Write out all the entries word for word, but skip any images.

● ● ● ● ● ● ●

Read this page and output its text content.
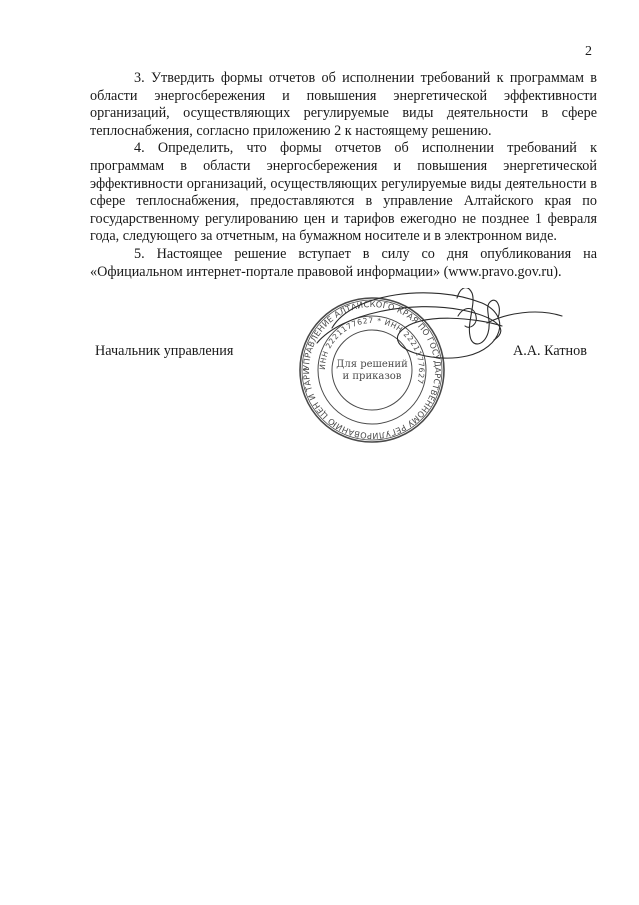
2

3. Утвердить формы отчетов об исполнении требований к программам в области энергосбережения и повышения энергетической эффективности организаций, осуществляющих регулируемые виды деятельности в сфере теплоснабжения, согласно приложению 2 к настоящему решению.

4. Определить, что формы отчетов об исполнении требований к программам в области энергосбережения и повышения энергетической эффективности организаций, осуществляющих регулируемые виды деятельности в сфере теплоснабжения, предоставляются в управление Алтайского края по государственному регулированию цен и тарифов ежегодно не позднее 1 февраля года, следующего за отчетным, на бумажном носителе и в электронном виде.

5. Настоящее решение вступает в силу со дня опубликования на «Официальном интернет-портале правовой информации» (www.pravo.gov.ru).

Начальник управления
УПРАВЛЕНИЕ АЛТАЙСКОГО КРАЯ ПО ГОСУДАРСТВЕННОМУ РЕГУЛИРОВАНИЮ ЦЕН И ТАРИ
ИНН 2221177627 * ИНН 2221177627
Для решений
и приказов
А.А. Катнов
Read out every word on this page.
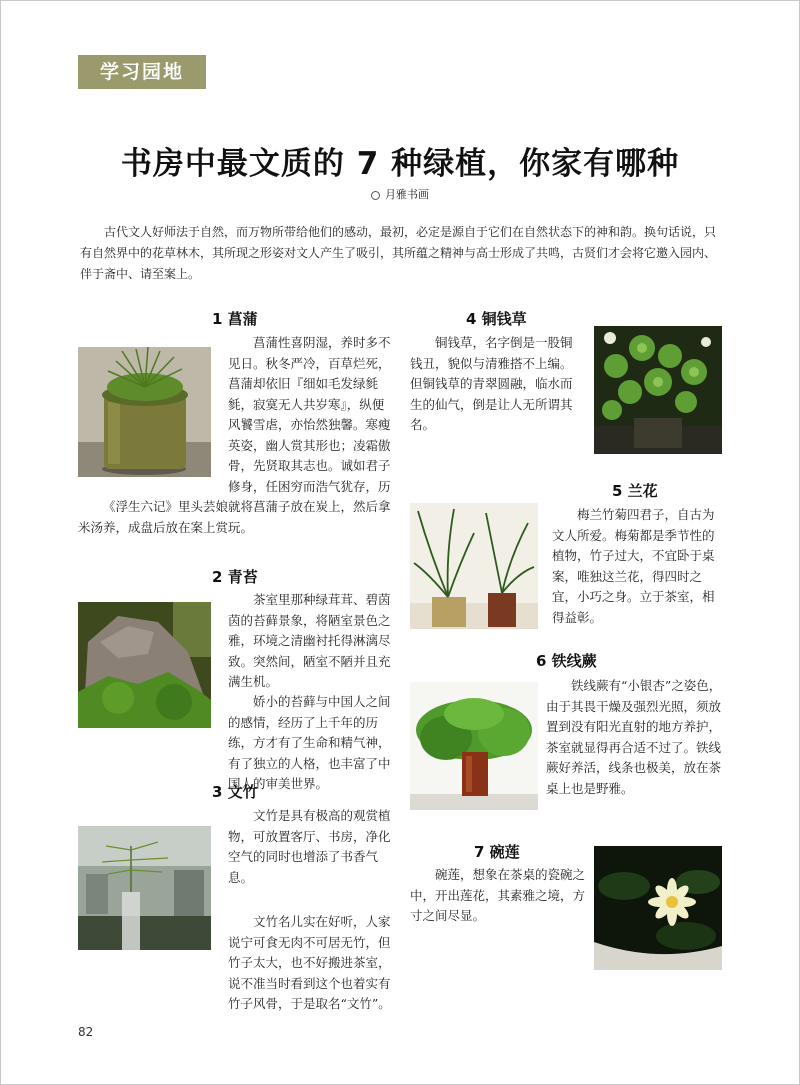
学习园地
书房中最文质的 7 种绿植，你家有哪种
月雅书画

古代文人好师法于自然，而万物所带给他们的感动，最初，必定是源自于它们在自然状态下的神和韵。换句话说，只有自然界中的花草林木，其所现之形姿对文人产生了吸引，其所蕴之精神与高士形成了共鸣，古贤们才会将它邀入园内、伴于斋中、请至案上。

1 菖蒲

菖蒲性喜阴湿，养时多不见日。秋冬严冷，百草烂死，菖蒲却依旧『细如毛发绿毵毵，寂寞无人共岁寒』，纵便风饕雪虐，亦怡然独馨。寒瘦英姿，幽人赏其形也；凌霜傲骨，先贤取其志也。诚如君子修身，任困穷而浩气犹存，历

《浮生六记》里头芸娘就将菖蒲子放在炭上，然后拿米汤养，成盘后放在案上赏玩。

2 青苔

茶室里那种绿茸茸、碧茵茵的苔藓景象，将陋室景色之雅，环境之清幽衬托得淋漓尽致。突然间，陋室不陋并且充满生机。

娇小的苔藓与中国人之间的感情，经历了上千年的历练，方才有了生命和精气神，有了独立的人格，也丰富了中国人的审美世界。

3 文竹

文竹是具有极高的观赏植物，可放置客厅、书房，净化空气的同时也增添了书香气息。

文竹名儿实在好听，人家说宁可食无肉不可居无竹，但竹子太大，也不好搬进茶室，说不准当时看到这个也着实有竹子风骨，于是取名“文竹”。

4 铜钱草

铜钱草，名字倒是一股铜钱丑，貌似与清雅搭不上编。但铜钱草的青翠圆融，临水而生的仙气，倒是让人无所谓其名。

5 兰花

梅兰竹菊四君子，自古为文人所爱。梅菊都是季节性的植物，竹子过大，不宜卧于桌案，唯独这兰花，得四时之宜，小巧之身。立于茶室，相得益彰。

6 铁线蕨

铁线蕨有“小银杏”之姿色，由于其畏干燥及强烈光照，须放置到没有阳光直射的地方养护，茶室就显得再合适不过了。铁线蕨好养活，线条也极美，放在茶桌上也是野雅。

7 碗莲

碗莲，想象在茶桌的瓷碗之中，开出莲花，其素雅之境，方寸之间尽显。

82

● ● ● ● ● ● ●

▶ [RESPONSE]:
Read this page and output its text content.
2

3. Утвердить формы отчетов об исполнении требований к программам в области энергосбережения и повышения энергетической эффективности организаций, осуществляющих регулируемые виды деятельности в сфере теплоснабжения, согласно приложению 2 к настоящему решению.

4. Определить, что формы отчетов об исполнении требований к программам в области энергосбережения и повышения энергетической эффективности организаций, осуществляющих регулируемые виды деятельности в сфере теплоснабжения, предоставляются в управление Алтайского края по государственному регулированию цен и тарифов ежегодно не позднее 1 февраля года, следующего за отчетным, на бумажном носителе и в электронном виде.

5. Настоящее решение вступает в силу со дня опубликования на «Официальном интернет-портале правовой информации» (www.pravo.gov.ru).

Начальник управления
УПРАВЛЕНИЕ АЛТАЙСКОГО КРАЯ ПО ГОСУДАРСТВЕННОМУ РЕГУЛИРОВАНИЮ ЦЕН И ТАРИ
ИНН 2221177627 * ИНН 2221177627
Для решений
и приказов
А.А. Катнов
Read out every word on this page.
学习园地
书房中最文质的 7 种绿植，你家有哪种
月雅书画

古代文人好师法于自然，而万物所带给他们的感动，最初，必定是源自于它们在自然状态下的神和韵。换句话说，只有自然界中的花草林木，其所现之形姿对文人产生了吸引，其所蕴之精神与高士形成了共鸣，古贤们才会将它邀入园内、伴于斋中、请至案上。

1 菖蒲

菖蒲性喜阴湿，养时多不见日。秋冬严冷，百草烂死，菖蒲却依旧『细如毛发绿毵毵，寂寞无人共岁寒』，纵便风饕雪虐，亦怡然独馨。寒瘦英姿，幽人赏其形也；凌霜傲骨，先贤取其志也。诚如君子修身，任困穷而浩气犹存，历

《浮生六记》里头芸娘就将菖蒲子放在炭上，然后拿米汤养，成盘后放在案上赏玩。

2 青苔

茶室里那种绿茸茸、碧茵茵的苔藓景象，将陋室景色之雅，环境之清幽衬托得淋漓尽致。突然间，陋室不陋并且充满生机。

娇小的苔藓与中国人之间的感情，经历了上千年的历练，方才有了生命和精气神，有了独立的人格，也丰富了中国人的审美世界。

3 文竹

文竹是具有极高的观赏植物，可放置客厅、书房，净化空气的同时也增添了书香气息。

文竹名儿实在好听，人家说宁可食无肉不可居无竹，但竹子太大，也不好搬进茶室，说不准当时看到这个也着实有竹子风骨，于是取名“文竹”。

4 铜钱草

铜钱草，名字倒是一股铜钱丑，貌似与清雅搭不上编。但铜钱草的青翠圆融，临水而生的仙气，倒是让人无所谓其名。

5 兰花

梅兰竹菊四君子，自古为文人所爱。梅菊都是季节性的植物，竹子过大，不宜卧于桌案，唯独这兰花，得四时之宜，小巧之身。立于茶室，相得益彰。

6 铁线蕨

铁线蕨有“小银杏”之姿色，由于其畏干燥及强烈光照，须放置到没有阳光直射的地方养护，茶室就显得再合适不过了。铁线蕨好养活，线条也极美，放在茶桌上也是野雅。

7 碗莲

碗莲，想象在茶桌的瓷碗之中，开出莲花，其素雅之境，方寸之间尽显。

82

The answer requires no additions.